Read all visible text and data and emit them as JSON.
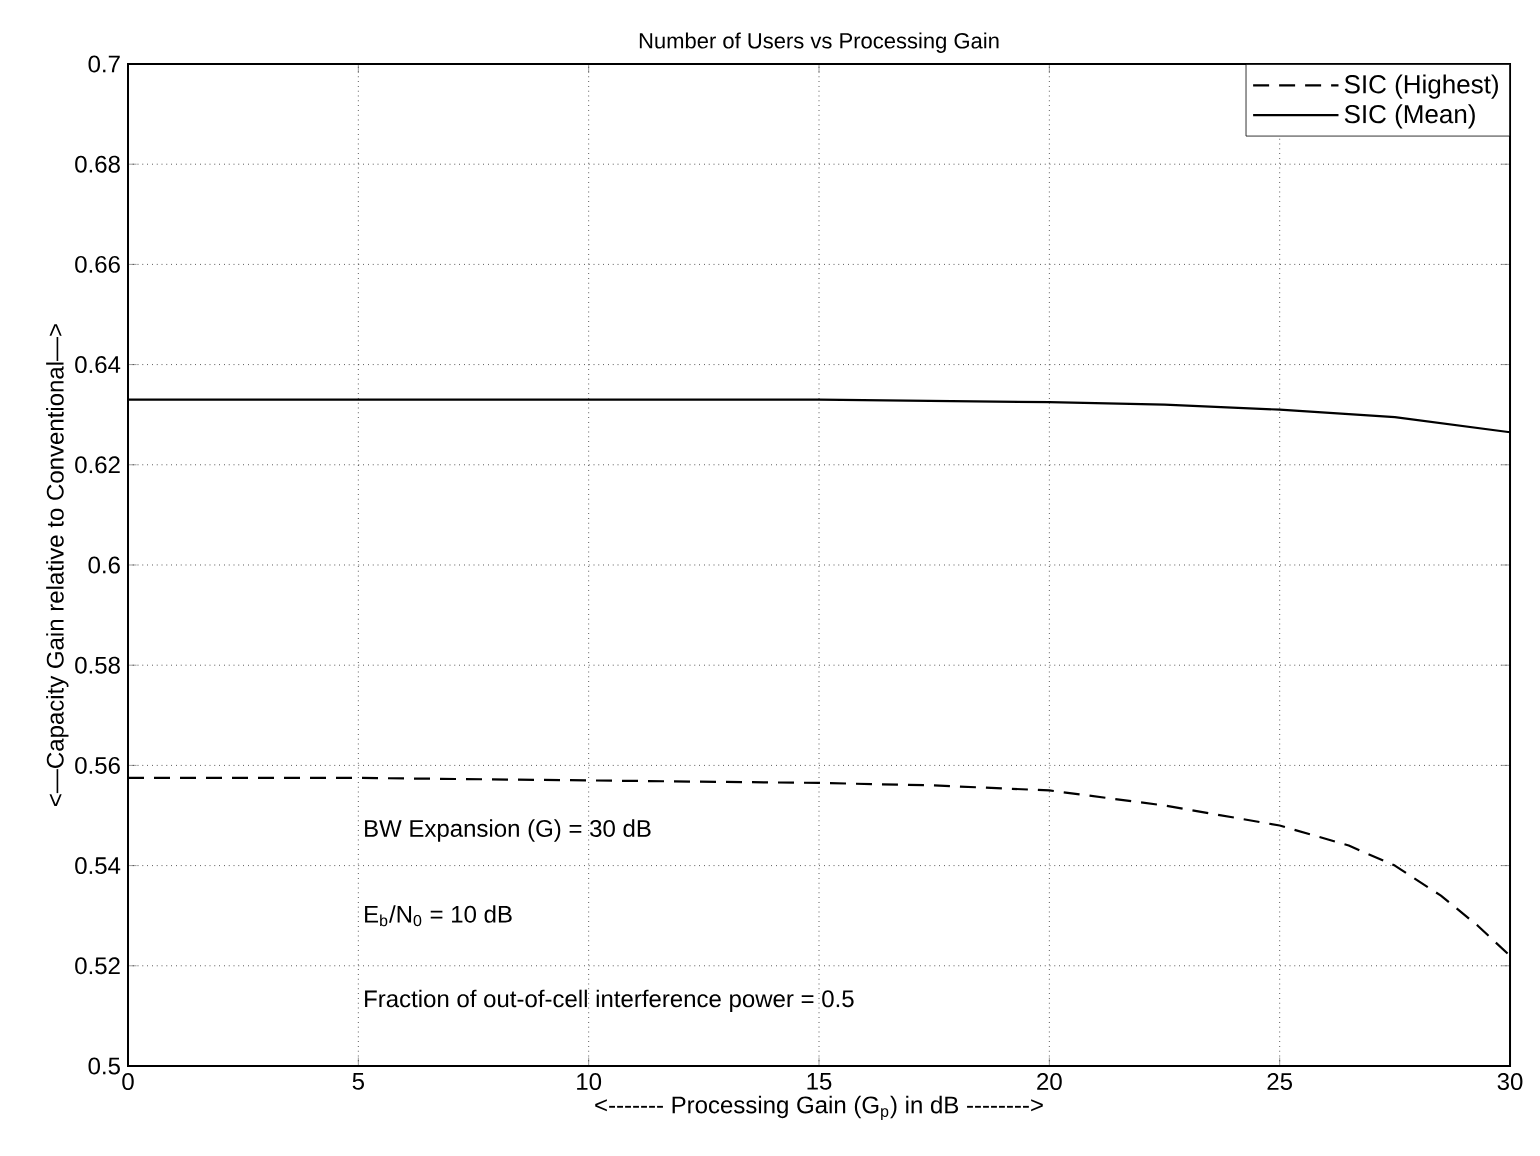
{
  "chart_data": {
    "type": "line",
    "title": "Number of Users vs Processing Gain",
    "xlabel": "<------- Processing Gain (G$_{p}$) in dB -------->",
    "ylabel": "<—Capacity Gain relative to Conventional—>",
    "xlim": [
      0,
      30
    ],
    "ylim": [
      0.5,
      0.7
    ],
    "xticks": [
      0,
      5,
      10,
      15,
      20,
      25,
      30
    ],
    "yticks": [
      0.5,
      0.52,
      0.54,
      0.56,
      0.58,
      0.6,
      0.62,
      0.64,
      0.66,
      0.68,
      0.7
    ],
    "grid": true,
    "legend": "top right",
    "annotations": [
      "BW Expansion (G) = 30 dB",
      "E$_{b}$/N$_{0}$ = 10 dB",
      "Fraction of out-of-cell interference power = 0.5"
    ],
    "series": [
      {
        "name": "SIC (Highest)",
        "color": "#000000",
        "line_style": "dashed",
        "x": [
          0,
          5,
          10,
          15,
          17.5,
          20,
          22.5,
          25,
          26.5,
          27.5,
          28.5,
          29.3,
          30
        ],
        "values": [
          0.5575,
          0.5575,
          0.557,
          0.5565,
          0.556,
          0.555,
          0.552,
          0.548,
          0.544,
          0.54,
          0.534,
          0.528,
          0.522
        ]
      },
      {
        "name": "SIC (Mean)",
        "color": "#000000",
        "line_style": "solid",
        "x": [
          0,
          5,
          10,
          15,
          20,
          22.5,
          25,
          27.5,
          30
        ],
        "values": [
          0.633,
          0.633,
          0.633,
          0.633,
          0.6325,
          0.632,
          0.631,
          0.6295,
          0.6265
        ]
      }
    ]
  }
}
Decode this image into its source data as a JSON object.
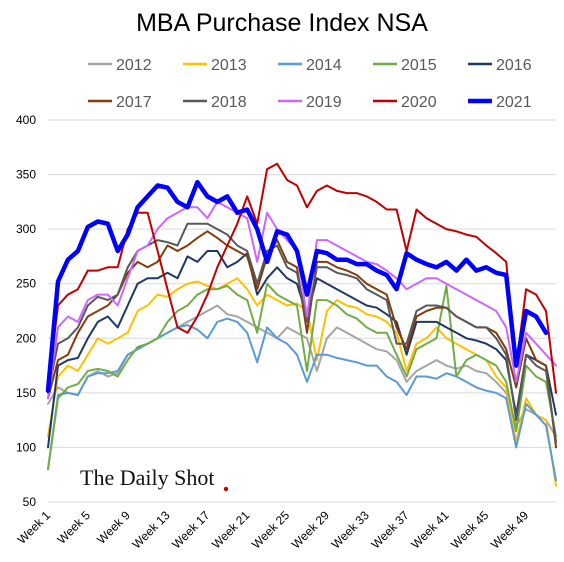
{
  "chart_data": {
    "type": "line",
    "title": "MBA Purchase Index NSA",
    "xlabel": "",
    "ylabel": "",
    "ylim": [
      50,
      400
    ],
    "yticks": [
      50,
      100,
      150,
      200,
      250,
      300,
      350,
      400
    ],
    "weeks": 52,
    "xtick_weeks": [
      1,
      5,
      9,
      13,
      17,
      21,
      25,
      29,
      33,
      37,
      41,
      45,
      49
    ],
    "xtick_labels": [
      "Week 1",
      "Week 5",
      "Week 9",
      "Week 13",
      "Week 17",
      "Week 21",
      "Week 25",
      "Week 29",
      "Week 33",
      "Week 37",
      "Week 41",
      "Week 45",
      "Week 49"
    ],
    "grid": "horizontal",
    "legend_position": "top",
    "watermark": "The Daily Shot",
    "series": [
      {
        "name": "2012",
        "color": "#a5a5a5",
        "values": [
          140,
          155,
          150,
          148,
          165,
          170,
          165,
          168,
          185,
          190,
          195,
          200,
          205,
          210,
          215,
          220,
          225,
          230,
          222,
          220,
          215,
          210,
          205,
          200,
          210,
          205,
          200,
          170,
          200,
          210,
          205,
          200,
          195,
          190,
          188,
          180,
          160,
          170,
          175,
          180,
          175,
          172,
          175,
          170,
          168,
          160,
          150,
          120,
          135,
          130,
          125,
          110
        ]
      },
      {
        "name": "2013",
        "color": "#ffc000",
        "values": [
          110,
          165,
          175,
          170,
          185,
          200,
          195,
          200,
          205,
          225,
          230,
          240,
          238,
          245,
          250,
          252,
          248,
          245,
          250,
          255,
          245,
          230,
          240,
          235,
          230,
          232,
          225,
          180,
          225,
          235,
          230,
          228,
          222,
          220,
          215,
          205,
          170,
          195,
          200,
          210,
          200,
          195,
          190,
          185,
          180,
          165,
          155,
          105,
          145,
          130,
          125,
          65
        ]
      },
      {
        "name": "2014",
        "color": "#5b9bd5",
        "values": [
          80,
          148,
          150,
          148,
          165,
          168,
          168,
          170,
          185,
          190,
          195,
          200,
          205,
          210,
          212,
          208,
          200,
          215,
          218,
          215,
          205,
          178,
          210,
          200,
          195,
          185,
          160,
          185,
          185,
          182,
          180,
          178,
          175,
          175,
          165,
          160,
          148,
          165,
          165,
          163,
          168,
          165,
          160,
          155,
          152,
          150,
          145,
          100,
          140,
          130,
          120,
          70
        ]
      },
      {
        "name": "2015",
        "color": "#70ad47",
        "values": [
          80,
          145,
          155,
          158,
          170,
          172,
          170,
          165,
          180,
          192,
          195,
          200,
          215,
          225,
          230,
          240,
          245,
          245,
          248,
          240,
          235,
          205,
          250,
          240,
          235,
          230,
          170,
          235,
          235,
          230,
          222,
          218,
          210,
          205,
          205,
          185,
          165,
          190,
          195,
          200,
          248,
          165,
          180,
          185,
          180,
          175,
          160,
          115,
          175,
          165,
          160,
          110
        ]
      },
      {
        "name": "2016",
        "color": "#203864",
        "values": [
          100,
          175,
          180,
          182,
          200,
          215,
          220,
          210,
          230,
          250,
          255,
          255,
          260,
          255,
          275,
          270,
          280,
          280,
          265,
          270,
          278,
          240,
          255,
          265,
          255,
          250,
          220,
          255,
          250,
          245,
          240,
          235,
          230,
          228,
          222,
          215,
          185,
          215,
          215,
          215,
          210,
          205,
          200,
          198,
          195,
          190,
          180,
          130,
          185,
          180,
          175,
          130
        ]
      },
      {
        "name": "2017",
        "color": "#843c0c",
        "values": [
          145,
          180,
          185,
          205,
          220,
          225,
          230,
          240,
          260,
          270,
          265,
          270,
          285,
          280,
          285,
          292,
          298,
          292,
          285,
          280,
          275,
          245,
          275,
          290,
          270,
          265,
          205,
          270,
          270,
          265,
          262,
          258,
          250,
          245,
          240,
          210,
          190,
          220,
          225,
          228,
          228,
          220,
          215,
          210,
          210,
          205,
          190,
          155,
          200,
          180,
          175,
          100
        ]
      },
      {
        "name": "2018",
        "color": "#595959",
        "values": [
          150,
          195,
          200,
          210,
          230,
          238,
          235,
          240,
          265,
          280,
          285,
          290,
          288,
          285,
          305,
          305,
          305,
          300,
          295,
          285,
          280,
          250,
          280,
          285,
          265,
          260,
          215,
          265,
          265,
          260,
          258,
          255,
          245,
          240,
          235,
          195,
          195,
          225,
          230,
          230,
          228,
          220,
          215,
          210,
          210,
          200,
          185,
          125,
          185,
          175,
          170,
          105
        ]
      },
      {
        "name": "2019",
        "color": "#cc66ff",
        "values": [
          145,
          210,
          220,
          215,
          235,
          240,
          240,
          230,
          255,
          280,
          285,
          300,
          310,
          315,
          320,
          320,
          310,
          325,
          320,
          315,
          310,
          270,
          315,
          300,
          290,
          280,
          220,
          290,
          290,
          285,
          280,
          275,
          270,
          268,
          262,
          255,
          245,
          250,
          255,
          255,
          250,
          245,
          240,
          235,
          230,
          225,
          210,
          160,
          205,
          195,
          185,
          175
        ]
      },
      {
        "name": "2020",
        "color": "#c00000",
        "values": [
          155,
          230,
          240,
          245,
          262,
          262,
          265,
          265,
          300,
          315,
          315,
          280,
          245,
          210,
          205,
          220,
          240,
          265,
          285,
          305,
          330,
          305,
          355,
          360,
          345,
          340,
          320,
          335,
          340,
          335,
          333,
          333,
          330,
          325,
          318,
          318,
          280,
          318,
          310,
          305,
          300,
          298,
          295,
          293,
          285,
          278,
          270,
          175,
          245,
          240,
          225,
          150
        ]
      },
      {
        "name": "2021",
        "color": "#0000ff",
        "values": [
          152,
          252,
          272,
          280,
          302,
          307,
          305,
          280,
          295,
          320,
          330,
          340,
          338,
          325,
          320,
          343,
          330,
          325,
          330,
          315,
          318,
          300,
          270,
          298,
          295,
          280,
          240,
          280,
          278,
          272,
          272,
          268,
          268,
          262,
          258,
          245,
          278,
          272,
          268,
          265,
          270,
          262,
          272,
          262,
          265,
          260,
          258,
          175,
          225,
          220,
          205,
          null
        ]
      }
    ]
  }
}
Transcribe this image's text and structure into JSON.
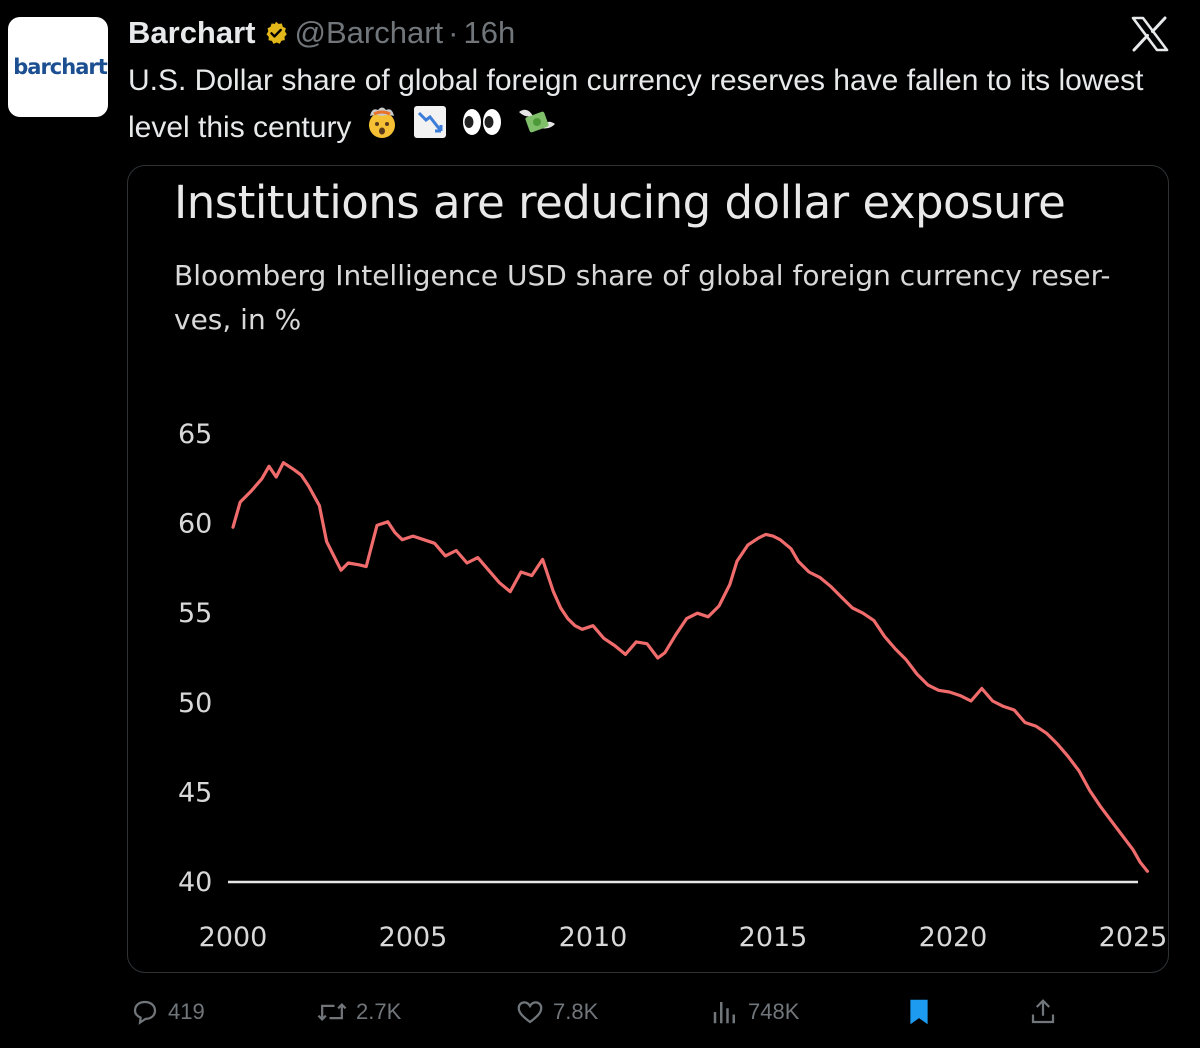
{
  "tweet": {
    "avatar_text": "barchart",
    "display_name": "Barchart",
    "handle": "@Barchart",
    "separator": "·",
    "time": "16h",
    "text": "U.S. Dollar share of global foreign currency reserves have fallen to its lowest level this century",
    "emojis": [
      "exploding-head-icon",
      "chart-decreasing-icon",
      "eyes-icon",
      "money-with-wings-icon"
    ]
  },
  "chart_data": {
    "type": "line",
    "title": "Institutions are reducing dollar exposure",
    "subtitle": "Bloomberg Intelligence USD share of global foreign currency reser-ves, in %",
    "xlabel": "",
    "ylabel": "",
    "xlim": [
      2000,
      2025
    ],
    "ylim": [
      40,
      65
    ],
    "x_ticks": [
      "2000",
      "2005",
      "2010",
      "2015",
      "2020",
      "2025"
    ],
    "y_ticks": [
      "40",
      "45",
      "50",
      "55",
      "60",
      "65"
    ],
    "line_color": "#f06b6b",
    "series": [
      {
        "name": "USD share",
        "x": [
          2000.0,
          2000.2,
          2000.5,
          2000.8,
          2001.0,
          2001.2,
          2001.4,
          2001.7,
          2001.9,
          2002.1,
          2002.4,
          2002.6,
          2002.8,
          2003.0,
          2003.2,
          2003.5,
          2003.7,
          2004.0,
          2004.3,
          2004.5,
          2004.7,
          2005.0,
          2005.3,
          2005.6,
          2005.9,
          2006.2,
          2006.5,
          2006.8,
          2007.1,
          2007.4,
          2007.7,
          2008.0,
          2008.3,
          2008.6,
          2008.9,
          2009.1,
          2009.3,
          2009.5,
          2009.7,
          2010.0,
          2010.3,
          2010.6,
          2010.9,
          2011.2,
          2011.5,
          2011.8,
          2012.0,
          2012.3,
          2012.6,
          2012.9,
          2013.2,
          2013.5,
          2013.8,
          2014.0,
          2014.3,
          2014.6,
          2014.8,
          2015.0,
          2015.2,
          2015.5,
          2015.7,
          2016.0,
          2016.3,
          2016.6,
          2016.9,
          2017.2,
          2017.5,
          2017.8,
          2018.1,
          2018.4,
          2018.7,
          2019.0,
          2019.3,
          2019.6,
          2019.9,
          2020.2,
          2020.5,
          2020.8,
          2021.1,
          2021.4,
          2021.7,
          2022.0,
          2022.3,
          2022.6,
          2022.9,
          2023.2,
          2023.5,
          2023.8,
          2024.1,
          2024.4,
          2024.7,
          2025.0,
          2025.2,
          2025.4
        ],
        "values": [
          59.8,
          61.2,
          61.8,
          62.5,
          63.2,
          62.6,
          63.4,
          63.0,
          62.7,
          62.1,
          61.0,
          59.0,
          58.2,
          57.4,
          57.8,
          57.7,
          57.6,
          59.9,
          60.1,
          59.5,
          59.1,
          59.3,
          59.1,
          58.9,
          58.2,
          58.5,
          57.8,
          58.1,
          57.4,
          56.7,
          56.2,
          57.3,
          57.1,
          58.0,
          56.2,
          55.3,
          54.7,
          54.3,
          54.1,
          54.3,
          53.6,
          53.2,
          52.7,
          53.4,
          53.3,
          52.5,
          52.8,
          53.8,
          54.7,
          55.0,
          54.8,
          55.4,
          56.6,
          57.9,
          58.8,
          59.2,
          59.4,
          59.3,
          59.1,
          58.6,
          57.9,
          57.3,
          57.0,
          56.5,
          55.9,
          55.3,
          55.0,
          54.6,
          53.7,
          53.0,
          52.4,
          51.6,
          51.0,
          50.7,
          50.6,
          50.4,
          50.1,
          50.8,
          50.1,
          49.8,
          49.6,
          48.9,
          48.7,
          48.3,
          47.7,
          47.0,
          46.2,
          45.1,
          44.2,
          43.4,
          42.6,
          41.8,
          41.1,
          40.6
        ]
      }
    ]
  },
  "actions": {
    "replies": "419",
    "retweets": "2.7K",
    "likes": "7.8K",
    "views": "748K"
  },
  "colors": {
    "background": "#000000",
    "text": "#e7e9ea",
    "muted": "#71767b",
    "verified": "#e2b719",
    "bookmark": "#1d9bf0",
    "brand": "#1c4f91"
  }
}
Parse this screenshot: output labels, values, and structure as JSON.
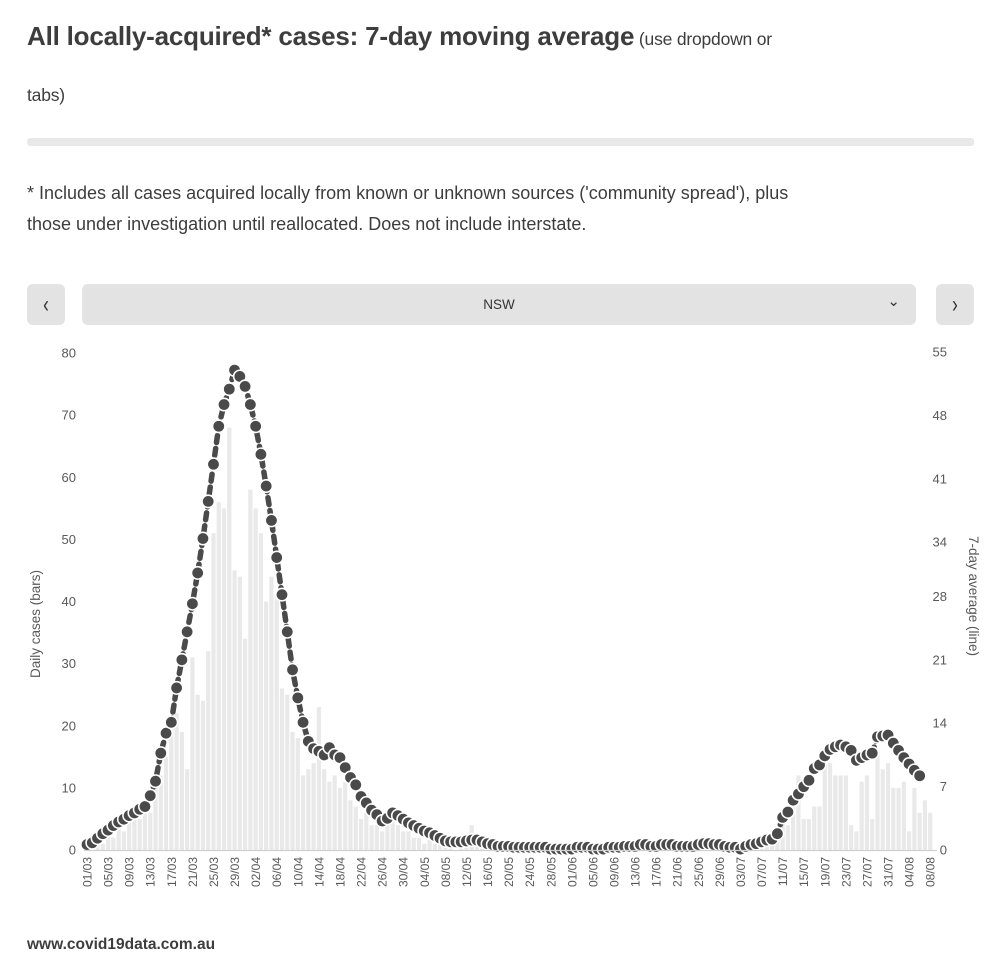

++++

> **Your instructions**:
Where a line above contains the string "icon", copy that line.

> **Answer for this exercise**:
      "exploding-head-icon",
      "chart-decreasing-icon",
      "eyes-icon",
      "money-with-wings-icon"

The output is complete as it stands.